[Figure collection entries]
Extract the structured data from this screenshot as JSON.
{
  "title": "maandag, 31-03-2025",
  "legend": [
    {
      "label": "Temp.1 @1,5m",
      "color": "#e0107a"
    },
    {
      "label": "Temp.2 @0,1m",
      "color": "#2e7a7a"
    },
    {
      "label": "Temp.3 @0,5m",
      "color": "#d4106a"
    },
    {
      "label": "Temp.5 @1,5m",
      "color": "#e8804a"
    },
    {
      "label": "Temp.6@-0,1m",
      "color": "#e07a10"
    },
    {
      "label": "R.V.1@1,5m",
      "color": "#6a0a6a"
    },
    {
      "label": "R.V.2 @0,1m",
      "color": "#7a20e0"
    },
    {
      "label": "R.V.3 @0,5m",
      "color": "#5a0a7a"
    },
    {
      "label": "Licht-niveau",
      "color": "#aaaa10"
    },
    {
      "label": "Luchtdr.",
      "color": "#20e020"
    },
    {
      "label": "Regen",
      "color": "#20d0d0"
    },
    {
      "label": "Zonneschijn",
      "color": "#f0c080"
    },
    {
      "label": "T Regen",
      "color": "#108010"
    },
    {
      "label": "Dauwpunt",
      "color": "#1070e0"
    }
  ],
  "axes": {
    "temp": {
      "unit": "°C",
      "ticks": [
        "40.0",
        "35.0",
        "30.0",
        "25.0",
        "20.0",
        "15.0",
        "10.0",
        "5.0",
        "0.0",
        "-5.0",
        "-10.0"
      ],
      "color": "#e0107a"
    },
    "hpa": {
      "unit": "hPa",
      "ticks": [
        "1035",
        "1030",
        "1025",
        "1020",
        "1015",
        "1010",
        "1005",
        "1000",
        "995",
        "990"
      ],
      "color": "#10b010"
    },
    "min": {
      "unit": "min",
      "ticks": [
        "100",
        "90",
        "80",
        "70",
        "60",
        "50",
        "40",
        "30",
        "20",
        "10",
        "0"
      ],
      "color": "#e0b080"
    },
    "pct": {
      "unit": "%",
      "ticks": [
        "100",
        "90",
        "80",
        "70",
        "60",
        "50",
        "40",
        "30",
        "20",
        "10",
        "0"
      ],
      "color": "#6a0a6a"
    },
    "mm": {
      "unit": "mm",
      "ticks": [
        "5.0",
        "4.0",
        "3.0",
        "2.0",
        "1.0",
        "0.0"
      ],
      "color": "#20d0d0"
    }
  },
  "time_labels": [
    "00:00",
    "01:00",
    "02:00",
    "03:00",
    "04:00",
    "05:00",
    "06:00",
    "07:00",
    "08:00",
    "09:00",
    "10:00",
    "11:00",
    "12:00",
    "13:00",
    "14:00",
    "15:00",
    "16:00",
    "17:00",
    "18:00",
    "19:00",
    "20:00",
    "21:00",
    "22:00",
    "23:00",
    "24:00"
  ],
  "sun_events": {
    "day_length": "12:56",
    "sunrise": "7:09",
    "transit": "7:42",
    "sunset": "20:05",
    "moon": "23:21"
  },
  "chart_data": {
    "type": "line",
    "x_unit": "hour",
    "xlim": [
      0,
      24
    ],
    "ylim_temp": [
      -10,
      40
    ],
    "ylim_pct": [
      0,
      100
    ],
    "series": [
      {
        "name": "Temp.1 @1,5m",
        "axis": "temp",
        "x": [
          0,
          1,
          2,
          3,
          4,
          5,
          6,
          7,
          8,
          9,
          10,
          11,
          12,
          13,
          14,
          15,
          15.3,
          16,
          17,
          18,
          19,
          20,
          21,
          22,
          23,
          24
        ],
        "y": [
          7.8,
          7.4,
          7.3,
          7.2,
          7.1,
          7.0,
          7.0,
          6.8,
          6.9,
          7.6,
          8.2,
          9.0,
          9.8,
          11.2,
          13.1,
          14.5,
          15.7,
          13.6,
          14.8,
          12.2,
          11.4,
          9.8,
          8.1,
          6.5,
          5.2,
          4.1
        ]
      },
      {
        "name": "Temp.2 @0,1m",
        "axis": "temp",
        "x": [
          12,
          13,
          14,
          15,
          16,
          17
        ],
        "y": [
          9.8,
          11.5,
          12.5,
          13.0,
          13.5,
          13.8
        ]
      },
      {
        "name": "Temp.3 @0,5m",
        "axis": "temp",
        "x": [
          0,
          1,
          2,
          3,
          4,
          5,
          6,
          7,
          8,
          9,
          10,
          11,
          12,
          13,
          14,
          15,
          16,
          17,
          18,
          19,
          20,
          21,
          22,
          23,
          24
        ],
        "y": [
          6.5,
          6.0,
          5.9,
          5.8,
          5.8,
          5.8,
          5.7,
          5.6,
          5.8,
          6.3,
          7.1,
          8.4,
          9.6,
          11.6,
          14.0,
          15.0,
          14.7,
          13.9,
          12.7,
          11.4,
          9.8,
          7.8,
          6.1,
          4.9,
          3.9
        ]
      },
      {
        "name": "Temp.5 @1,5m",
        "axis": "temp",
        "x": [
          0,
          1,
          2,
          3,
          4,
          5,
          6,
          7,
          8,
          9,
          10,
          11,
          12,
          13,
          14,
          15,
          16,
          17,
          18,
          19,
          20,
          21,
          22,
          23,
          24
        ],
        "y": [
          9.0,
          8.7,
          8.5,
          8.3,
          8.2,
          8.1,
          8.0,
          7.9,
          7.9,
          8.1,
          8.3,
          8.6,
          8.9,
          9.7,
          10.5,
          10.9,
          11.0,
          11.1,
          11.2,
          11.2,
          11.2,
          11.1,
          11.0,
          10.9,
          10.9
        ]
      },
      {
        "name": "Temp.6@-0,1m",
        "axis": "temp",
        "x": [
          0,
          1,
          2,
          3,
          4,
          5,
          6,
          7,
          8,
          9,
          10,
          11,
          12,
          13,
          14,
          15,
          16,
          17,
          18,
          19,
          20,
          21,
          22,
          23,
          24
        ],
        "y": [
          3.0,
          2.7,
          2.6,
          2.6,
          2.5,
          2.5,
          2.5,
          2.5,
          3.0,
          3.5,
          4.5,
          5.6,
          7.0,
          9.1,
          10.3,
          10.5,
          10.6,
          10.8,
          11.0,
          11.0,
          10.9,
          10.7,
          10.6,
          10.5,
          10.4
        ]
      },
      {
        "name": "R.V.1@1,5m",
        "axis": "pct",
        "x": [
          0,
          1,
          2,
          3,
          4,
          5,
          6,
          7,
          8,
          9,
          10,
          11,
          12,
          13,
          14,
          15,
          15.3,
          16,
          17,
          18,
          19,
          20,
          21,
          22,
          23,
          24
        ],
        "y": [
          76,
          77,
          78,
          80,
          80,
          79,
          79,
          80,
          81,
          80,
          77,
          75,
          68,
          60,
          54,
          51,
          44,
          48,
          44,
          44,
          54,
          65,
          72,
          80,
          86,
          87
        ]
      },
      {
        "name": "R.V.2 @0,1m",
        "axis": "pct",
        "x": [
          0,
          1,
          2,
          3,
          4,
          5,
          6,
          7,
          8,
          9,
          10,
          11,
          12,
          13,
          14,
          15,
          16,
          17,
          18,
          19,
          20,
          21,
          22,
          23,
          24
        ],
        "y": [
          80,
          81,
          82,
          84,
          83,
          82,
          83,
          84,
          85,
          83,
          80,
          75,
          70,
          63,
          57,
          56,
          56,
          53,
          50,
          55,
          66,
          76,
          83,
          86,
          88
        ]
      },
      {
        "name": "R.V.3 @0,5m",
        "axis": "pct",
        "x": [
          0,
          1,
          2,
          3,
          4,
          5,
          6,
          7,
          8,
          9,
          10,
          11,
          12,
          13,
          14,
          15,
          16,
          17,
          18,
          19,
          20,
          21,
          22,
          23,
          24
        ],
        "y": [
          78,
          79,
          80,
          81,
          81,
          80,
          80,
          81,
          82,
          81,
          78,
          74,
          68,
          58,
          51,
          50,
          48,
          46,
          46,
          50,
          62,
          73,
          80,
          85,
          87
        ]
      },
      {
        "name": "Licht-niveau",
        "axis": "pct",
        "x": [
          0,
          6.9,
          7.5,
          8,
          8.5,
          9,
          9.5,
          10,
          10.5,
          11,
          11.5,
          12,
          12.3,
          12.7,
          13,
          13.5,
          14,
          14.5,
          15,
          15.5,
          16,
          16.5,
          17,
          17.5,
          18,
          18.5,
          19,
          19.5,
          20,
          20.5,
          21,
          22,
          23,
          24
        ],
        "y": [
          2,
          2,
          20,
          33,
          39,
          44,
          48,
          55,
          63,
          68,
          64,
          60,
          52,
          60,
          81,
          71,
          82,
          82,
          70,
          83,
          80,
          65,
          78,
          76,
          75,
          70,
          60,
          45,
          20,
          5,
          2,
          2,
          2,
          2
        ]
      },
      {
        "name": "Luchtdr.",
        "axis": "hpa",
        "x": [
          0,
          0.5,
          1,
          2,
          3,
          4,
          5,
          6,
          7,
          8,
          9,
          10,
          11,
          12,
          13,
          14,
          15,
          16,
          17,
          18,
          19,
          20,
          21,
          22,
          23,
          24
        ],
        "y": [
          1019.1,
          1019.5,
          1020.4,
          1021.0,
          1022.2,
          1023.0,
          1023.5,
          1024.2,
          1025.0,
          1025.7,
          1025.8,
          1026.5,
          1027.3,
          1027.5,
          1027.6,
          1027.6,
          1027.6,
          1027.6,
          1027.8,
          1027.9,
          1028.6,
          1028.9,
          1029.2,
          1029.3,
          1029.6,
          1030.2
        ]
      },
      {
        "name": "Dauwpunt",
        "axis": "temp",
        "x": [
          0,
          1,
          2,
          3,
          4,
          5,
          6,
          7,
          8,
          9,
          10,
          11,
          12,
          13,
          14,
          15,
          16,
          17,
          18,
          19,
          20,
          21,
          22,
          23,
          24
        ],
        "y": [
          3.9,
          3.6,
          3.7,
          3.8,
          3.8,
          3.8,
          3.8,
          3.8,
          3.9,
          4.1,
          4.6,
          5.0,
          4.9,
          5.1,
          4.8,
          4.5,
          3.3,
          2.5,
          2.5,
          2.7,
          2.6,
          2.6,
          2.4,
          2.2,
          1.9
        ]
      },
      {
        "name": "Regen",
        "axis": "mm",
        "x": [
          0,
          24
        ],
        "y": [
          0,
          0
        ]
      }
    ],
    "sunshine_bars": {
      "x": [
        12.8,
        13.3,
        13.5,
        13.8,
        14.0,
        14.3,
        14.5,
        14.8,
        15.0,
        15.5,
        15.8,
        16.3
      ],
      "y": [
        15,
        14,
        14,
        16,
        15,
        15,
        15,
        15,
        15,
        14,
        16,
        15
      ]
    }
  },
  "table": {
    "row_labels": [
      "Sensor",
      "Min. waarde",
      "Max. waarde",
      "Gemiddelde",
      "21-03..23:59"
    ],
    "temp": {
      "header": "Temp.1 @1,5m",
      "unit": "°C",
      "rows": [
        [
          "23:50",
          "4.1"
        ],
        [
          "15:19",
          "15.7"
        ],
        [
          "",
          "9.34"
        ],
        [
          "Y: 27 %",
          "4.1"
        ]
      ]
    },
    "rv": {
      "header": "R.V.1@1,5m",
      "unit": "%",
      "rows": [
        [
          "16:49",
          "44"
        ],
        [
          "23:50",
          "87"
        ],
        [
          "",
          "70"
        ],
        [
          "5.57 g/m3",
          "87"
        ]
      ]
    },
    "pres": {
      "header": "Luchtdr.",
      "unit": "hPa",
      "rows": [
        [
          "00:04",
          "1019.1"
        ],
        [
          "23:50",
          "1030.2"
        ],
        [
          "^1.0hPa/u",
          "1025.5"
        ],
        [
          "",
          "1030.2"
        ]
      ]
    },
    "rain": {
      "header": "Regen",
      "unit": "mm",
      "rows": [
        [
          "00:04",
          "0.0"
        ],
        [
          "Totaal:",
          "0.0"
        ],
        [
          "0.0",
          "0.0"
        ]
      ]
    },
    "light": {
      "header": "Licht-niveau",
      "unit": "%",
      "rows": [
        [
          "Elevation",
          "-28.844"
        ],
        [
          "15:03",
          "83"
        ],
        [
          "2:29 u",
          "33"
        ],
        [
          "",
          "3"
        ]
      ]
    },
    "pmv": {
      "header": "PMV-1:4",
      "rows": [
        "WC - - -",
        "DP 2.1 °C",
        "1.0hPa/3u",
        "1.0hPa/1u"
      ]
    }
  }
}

◆ REQUIRED TASK
Count every line of the records that holds "Luchtdr". State the number, nothing else.

◆ SOLUTION
3